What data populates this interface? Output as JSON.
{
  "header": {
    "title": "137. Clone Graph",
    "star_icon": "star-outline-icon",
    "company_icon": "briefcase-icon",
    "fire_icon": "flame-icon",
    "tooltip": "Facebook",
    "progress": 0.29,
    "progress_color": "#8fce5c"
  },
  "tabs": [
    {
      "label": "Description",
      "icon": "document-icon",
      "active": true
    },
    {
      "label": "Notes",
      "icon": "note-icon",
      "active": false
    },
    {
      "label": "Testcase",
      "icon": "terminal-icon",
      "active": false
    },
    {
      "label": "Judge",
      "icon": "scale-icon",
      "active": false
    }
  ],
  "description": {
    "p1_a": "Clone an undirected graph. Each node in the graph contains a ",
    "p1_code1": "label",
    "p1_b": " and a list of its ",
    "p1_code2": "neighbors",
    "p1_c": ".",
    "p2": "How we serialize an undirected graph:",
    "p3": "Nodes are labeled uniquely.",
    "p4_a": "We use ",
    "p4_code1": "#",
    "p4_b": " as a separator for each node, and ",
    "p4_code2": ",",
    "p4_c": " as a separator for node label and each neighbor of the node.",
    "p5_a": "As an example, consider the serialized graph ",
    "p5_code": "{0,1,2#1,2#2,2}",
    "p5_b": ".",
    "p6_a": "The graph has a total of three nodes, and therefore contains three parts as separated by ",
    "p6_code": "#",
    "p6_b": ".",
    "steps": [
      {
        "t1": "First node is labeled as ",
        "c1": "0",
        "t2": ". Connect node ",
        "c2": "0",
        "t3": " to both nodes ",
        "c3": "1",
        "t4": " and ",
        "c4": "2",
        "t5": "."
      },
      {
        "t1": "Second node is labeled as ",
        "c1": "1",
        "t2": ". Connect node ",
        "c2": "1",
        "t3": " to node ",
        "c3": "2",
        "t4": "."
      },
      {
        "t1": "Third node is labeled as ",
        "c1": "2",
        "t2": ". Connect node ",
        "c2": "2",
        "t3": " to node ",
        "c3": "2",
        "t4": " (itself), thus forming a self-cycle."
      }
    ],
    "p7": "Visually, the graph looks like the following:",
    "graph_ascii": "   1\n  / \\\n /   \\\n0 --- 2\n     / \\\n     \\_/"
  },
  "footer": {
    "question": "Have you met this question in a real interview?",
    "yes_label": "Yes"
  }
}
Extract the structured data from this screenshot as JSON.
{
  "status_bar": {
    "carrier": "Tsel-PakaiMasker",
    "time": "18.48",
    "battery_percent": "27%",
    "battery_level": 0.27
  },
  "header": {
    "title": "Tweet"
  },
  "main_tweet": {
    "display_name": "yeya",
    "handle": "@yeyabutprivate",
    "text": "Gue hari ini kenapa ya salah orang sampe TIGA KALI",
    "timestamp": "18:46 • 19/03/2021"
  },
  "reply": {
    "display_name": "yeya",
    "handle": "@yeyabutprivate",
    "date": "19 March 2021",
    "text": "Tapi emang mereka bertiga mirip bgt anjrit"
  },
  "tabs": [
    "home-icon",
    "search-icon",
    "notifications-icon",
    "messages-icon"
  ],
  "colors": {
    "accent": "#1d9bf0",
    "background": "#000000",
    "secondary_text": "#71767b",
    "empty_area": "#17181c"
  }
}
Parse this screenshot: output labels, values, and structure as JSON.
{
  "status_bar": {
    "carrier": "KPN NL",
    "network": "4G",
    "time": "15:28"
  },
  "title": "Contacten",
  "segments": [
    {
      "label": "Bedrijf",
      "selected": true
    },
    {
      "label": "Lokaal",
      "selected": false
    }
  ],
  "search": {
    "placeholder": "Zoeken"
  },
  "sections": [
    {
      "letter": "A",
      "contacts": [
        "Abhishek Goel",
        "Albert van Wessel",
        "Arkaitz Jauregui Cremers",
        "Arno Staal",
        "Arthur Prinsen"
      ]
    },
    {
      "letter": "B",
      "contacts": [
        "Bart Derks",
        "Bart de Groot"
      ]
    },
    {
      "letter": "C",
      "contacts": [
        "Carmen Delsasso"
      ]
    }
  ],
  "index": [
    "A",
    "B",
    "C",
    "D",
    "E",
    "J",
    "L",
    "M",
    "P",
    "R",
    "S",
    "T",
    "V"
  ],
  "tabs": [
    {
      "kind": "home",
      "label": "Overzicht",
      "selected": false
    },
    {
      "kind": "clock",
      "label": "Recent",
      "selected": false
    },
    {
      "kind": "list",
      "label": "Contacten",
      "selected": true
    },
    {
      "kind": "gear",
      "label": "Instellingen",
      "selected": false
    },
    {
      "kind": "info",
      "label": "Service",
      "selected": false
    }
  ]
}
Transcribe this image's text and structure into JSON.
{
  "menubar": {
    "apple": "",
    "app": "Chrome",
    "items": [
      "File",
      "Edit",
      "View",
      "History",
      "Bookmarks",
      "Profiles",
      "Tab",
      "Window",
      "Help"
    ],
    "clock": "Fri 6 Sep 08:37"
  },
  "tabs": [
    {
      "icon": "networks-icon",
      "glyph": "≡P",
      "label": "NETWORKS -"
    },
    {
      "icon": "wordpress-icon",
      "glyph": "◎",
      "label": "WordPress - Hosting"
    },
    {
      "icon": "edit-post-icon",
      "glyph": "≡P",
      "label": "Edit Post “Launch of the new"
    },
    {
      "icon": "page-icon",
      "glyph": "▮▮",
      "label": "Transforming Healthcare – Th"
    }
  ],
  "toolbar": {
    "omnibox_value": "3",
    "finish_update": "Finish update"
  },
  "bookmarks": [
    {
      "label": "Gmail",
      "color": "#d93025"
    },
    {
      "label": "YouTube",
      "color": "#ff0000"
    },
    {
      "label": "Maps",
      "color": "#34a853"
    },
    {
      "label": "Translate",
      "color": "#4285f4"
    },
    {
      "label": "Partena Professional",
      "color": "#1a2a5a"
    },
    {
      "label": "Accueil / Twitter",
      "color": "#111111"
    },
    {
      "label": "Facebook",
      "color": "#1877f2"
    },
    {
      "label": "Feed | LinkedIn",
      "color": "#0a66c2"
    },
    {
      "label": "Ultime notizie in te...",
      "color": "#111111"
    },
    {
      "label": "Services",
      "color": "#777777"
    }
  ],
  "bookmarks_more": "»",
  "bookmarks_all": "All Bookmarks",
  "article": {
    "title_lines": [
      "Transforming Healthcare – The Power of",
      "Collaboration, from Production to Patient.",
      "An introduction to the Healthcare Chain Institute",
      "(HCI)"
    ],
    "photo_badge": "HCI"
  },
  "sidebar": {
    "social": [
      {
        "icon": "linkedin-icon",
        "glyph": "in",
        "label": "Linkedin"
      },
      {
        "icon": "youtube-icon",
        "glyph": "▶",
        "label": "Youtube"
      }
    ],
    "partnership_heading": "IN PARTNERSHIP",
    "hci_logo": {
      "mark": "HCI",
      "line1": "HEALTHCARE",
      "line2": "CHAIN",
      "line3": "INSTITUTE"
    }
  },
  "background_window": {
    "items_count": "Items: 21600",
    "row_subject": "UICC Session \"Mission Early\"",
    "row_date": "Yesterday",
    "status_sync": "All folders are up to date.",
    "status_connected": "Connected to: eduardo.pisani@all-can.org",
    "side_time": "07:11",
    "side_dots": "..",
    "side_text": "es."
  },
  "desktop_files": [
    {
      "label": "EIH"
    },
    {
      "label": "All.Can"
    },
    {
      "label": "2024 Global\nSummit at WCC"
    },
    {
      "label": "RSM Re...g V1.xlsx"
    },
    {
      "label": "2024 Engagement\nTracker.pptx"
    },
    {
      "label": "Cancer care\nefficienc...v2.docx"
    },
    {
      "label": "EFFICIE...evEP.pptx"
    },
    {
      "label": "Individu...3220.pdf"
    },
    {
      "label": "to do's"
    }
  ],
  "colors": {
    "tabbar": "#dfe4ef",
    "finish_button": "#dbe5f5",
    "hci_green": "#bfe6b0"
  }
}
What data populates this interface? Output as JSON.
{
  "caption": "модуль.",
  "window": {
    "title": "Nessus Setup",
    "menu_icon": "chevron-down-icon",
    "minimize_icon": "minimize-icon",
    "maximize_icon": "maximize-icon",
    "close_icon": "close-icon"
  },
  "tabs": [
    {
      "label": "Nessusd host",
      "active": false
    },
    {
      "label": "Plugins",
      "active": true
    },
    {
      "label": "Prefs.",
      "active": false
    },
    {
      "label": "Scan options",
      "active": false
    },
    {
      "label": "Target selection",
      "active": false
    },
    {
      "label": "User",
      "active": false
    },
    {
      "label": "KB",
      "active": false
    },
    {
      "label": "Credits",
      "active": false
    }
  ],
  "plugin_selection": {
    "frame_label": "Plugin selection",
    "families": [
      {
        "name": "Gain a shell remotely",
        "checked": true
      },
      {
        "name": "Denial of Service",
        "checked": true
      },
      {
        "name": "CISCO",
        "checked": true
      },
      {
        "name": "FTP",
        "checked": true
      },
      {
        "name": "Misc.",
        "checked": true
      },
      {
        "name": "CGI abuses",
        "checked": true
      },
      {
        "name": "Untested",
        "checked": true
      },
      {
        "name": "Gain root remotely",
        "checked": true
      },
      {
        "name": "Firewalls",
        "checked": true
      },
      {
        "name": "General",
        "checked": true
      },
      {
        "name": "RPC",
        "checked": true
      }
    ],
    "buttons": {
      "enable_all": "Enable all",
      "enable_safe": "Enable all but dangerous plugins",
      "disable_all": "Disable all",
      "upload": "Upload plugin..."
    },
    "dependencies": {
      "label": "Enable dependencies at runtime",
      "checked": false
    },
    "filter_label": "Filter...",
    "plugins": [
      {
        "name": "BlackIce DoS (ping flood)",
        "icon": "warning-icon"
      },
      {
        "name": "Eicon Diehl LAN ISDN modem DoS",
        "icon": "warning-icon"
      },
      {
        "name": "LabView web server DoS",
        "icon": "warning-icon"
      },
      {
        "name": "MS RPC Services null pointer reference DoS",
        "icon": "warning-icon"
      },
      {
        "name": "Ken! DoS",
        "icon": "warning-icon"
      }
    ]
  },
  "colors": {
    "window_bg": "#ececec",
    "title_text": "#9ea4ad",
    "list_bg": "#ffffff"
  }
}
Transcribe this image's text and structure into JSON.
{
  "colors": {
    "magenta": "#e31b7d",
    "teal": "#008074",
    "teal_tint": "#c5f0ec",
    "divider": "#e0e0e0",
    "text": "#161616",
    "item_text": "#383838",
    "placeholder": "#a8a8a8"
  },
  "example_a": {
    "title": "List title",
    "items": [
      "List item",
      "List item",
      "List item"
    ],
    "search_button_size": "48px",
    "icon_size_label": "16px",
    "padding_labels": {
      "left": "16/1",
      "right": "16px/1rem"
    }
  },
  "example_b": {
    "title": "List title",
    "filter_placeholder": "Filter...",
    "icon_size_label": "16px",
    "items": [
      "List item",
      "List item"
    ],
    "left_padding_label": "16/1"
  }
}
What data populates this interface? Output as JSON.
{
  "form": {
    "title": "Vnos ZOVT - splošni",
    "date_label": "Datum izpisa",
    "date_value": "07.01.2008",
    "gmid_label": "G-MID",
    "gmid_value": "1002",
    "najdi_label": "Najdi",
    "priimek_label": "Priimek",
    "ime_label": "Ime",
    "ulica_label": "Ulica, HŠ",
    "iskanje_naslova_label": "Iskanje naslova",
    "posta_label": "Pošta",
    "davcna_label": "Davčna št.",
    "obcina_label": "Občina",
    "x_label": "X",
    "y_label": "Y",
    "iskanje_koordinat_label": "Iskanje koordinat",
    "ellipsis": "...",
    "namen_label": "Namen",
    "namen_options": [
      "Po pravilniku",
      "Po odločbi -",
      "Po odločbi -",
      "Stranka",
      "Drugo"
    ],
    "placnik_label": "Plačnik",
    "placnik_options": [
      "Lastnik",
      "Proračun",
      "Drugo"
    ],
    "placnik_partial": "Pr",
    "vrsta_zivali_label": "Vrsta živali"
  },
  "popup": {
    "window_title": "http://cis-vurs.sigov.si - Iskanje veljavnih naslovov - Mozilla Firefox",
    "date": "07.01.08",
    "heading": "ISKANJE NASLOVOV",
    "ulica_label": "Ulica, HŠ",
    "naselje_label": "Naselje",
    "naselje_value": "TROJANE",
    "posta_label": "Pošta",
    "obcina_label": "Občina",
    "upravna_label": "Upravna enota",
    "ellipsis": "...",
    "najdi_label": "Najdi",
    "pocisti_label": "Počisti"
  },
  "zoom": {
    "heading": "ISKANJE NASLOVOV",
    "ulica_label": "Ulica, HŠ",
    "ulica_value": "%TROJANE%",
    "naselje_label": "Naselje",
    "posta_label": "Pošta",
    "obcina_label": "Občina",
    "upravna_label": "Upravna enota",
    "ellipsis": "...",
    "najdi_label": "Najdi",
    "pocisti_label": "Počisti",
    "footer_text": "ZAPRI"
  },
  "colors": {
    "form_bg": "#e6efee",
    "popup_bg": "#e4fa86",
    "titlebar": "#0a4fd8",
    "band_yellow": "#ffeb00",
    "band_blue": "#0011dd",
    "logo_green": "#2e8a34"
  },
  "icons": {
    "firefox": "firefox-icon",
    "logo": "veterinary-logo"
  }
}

- YOUR GOAL
Collect every line with the string "Transforming" from the records, and copy each.

- EXERCISE SOLUTION
      "label": "Transforming Healthcare – Th"
      "Transforming Healthcare – The Power of",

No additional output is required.